Task material start
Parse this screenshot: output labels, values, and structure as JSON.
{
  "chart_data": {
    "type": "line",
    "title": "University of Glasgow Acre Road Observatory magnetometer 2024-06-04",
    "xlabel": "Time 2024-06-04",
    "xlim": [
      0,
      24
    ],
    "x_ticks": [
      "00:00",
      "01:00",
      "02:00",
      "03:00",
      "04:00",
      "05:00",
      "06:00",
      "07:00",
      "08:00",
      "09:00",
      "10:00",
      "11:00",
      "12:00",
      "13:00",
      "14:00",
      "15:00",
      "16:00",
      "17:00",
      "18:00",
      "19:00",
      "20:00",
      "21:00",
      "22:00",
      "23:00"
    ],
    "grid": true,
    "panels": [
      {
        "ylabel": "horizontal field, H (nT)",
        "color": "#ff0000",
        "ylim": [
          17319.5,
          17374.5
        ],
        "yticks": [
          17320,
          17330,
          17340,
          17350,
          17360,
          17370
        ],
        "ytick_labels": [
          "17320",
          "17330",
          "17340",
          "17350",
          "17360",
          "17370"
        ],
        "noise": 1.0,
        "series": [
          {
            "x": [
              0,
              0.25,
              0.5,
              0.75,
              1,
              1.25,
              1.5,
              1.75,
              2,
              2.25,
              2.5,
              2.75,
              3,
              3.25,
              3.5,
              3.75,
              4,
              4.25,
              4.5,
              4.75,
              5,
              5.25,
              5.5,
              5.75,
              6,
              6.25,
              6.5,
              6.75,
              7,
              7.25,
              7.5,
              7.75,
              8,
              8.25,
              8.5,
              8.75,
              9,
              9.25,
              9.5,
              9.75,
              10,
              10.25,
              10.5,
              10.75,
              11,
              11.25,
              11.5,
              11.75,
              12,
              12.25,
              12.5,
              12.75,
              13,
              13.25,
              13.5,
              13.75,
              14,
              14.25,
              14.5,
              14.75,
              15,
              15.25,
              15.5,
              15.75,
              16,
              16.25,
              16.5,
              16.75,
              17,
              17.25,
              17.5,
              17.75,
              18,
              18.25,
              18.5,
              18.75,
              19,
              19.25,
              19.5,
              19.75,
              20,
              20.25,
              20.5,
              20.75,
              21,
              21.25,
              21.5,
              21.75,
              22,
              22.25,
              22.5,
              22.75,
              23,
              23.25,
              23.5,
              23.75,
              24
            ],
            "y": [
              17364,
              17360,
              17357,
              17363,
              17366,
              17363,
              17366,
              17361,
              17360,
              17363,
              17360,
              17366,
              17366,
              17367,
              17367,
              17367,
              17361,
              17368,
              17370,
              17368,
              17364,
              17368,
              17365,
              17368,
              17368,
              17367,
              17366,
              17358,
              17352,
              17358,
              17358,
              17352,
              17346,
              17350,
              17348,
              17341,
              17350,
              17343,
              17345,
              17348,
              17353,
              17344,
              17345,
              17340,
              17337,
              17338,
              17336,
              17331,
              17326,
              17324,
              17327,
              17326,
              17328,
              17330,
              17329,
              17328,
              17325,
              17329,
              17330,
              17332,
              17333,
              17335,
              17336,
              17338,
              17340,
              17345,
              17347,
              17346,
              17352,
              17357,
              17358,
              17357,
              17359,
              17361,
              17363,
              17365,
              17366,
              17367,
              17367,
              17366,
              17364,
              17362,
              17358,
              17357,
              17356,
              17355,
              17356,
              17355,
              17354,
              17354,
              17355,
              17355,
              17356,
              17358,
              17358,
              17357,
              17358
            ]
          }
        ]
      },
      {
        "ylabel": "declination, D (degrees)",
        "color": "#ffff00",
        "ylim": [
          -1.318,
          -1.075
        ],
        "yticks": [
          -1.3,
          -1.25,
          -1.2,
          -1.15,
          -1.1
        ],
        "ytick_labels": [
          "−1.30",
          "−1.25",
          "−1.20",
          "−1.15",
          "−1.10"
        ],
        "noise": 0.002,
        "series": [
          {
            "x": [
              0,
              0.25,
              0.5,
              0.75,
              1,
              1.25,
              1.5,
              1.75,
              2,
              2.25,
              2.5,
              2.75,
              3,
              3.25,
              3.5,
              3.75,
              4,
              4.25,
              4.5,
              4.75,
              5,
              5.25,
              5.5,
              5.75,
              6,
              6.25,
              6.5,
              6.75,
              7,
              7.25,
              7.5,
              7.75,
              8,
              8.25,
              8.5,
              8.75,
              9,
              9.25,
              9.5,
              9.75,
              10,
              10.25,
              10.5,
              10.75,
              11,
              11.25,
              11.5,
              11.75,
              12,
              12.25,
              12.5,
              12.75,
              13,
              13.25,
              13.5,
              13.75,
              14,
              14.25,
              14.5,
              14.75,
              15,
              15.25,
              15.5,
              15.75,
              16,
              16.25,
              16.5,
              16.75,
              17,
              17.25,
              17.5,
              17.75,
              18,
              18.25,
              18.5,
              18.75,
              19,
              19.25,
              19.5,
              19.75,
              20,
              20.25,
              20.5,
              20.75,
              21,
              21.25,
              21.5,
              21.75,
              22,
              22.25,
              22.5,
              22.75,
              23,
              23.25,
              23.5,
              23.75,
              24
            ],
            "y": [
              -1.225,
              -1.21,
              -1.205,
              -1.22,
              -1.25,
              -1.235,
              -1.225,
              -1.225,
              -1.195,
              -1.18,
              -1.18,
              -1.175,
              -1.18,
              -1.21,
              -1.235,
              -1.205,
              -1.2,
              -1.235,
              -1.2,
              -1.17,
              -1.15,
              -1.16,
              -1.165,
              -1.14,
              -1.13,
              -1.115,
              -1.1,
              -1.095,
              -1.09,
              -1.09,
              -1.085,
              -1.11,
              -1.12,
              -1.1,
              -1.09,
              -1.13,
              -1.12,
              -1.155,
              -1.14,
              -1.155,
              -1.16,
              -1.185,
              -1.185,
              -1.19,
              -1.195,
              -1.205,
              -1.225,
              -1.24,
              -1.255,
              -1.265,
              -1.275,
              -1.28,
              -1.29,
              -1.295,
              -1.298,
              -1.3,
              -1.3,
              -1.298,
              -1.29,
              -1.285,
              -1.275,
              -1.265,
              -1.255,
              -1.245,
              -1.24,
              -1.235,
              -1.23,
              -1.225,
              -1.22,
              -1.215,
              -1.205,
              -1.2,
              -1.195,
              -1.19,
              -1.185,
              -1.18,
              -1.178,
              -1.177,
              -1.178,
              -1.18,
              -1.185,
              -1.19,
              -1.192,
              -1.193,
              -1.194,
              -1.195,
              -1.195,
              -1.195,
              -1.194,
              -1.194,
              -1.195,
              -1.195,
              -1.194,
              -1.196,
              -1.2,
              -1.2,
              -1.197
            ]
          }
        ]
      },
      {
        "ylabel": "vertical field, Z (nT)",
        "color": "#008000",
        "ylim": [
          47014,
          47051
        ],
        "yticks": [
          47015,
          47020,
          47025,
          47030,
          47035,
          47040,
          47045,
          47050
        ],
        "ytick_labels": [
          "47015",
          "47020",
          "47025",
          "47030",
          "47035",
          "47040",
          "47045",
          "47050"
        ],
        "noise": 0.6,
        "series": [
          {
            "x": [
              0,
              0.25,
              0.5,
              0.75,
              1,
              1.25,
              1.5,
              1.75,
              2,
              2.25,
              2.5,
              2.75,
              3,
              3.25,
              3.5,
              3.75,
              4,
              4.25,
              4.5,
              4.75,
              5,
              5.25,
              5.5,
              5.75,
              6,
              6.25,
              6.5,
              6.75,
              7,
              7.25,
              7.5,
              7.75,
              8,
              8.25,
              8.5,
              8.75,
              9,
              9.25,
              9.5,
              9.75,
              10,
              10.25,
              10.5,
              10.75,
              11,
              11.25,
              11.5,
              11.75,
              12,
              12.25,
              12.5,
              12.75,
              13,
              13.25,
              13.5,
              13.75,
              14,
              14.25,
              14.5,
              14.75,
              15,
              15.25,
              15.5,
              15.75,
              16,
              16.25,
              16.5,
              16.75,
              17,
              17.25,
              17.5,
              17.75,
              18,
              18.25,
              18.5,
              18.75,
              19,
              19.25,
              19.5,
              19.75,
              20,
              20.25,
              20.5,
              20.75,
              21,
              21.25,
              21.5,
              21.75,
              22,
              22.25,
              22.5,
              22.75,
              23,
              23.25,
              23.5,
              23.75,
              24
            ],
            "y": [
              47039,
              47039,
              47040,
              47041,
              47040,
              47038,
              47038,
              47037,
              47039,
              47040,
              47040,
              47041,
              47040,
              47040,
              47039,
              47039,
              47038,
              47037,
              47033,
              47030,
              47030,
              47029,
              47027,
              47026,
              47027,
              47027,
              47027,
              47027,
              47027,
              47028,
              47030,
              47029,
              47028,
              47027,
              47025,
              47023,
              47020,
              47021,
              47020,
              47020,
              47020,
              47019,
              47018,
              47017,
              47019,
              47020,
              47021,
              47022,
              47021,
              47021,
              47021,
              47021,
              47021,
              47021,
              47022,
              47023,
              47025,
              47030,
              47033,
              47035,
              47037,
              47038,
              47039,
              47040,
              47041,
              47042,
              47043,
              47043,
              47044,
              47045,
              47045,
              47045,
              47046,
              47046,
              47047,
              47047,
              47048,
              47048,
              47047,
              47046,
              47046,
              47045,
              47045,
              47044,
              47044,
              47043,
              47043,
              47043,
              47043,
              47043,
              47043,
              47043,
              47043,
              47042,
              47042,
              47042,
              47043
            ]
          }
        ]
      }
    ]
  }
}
Task material end
(What to work on):
Find the lines containing "color" and pull them out.

(Problem solution):
        "color": "#ff0000",
        "color": "#ffff00",
        "color": "#008000",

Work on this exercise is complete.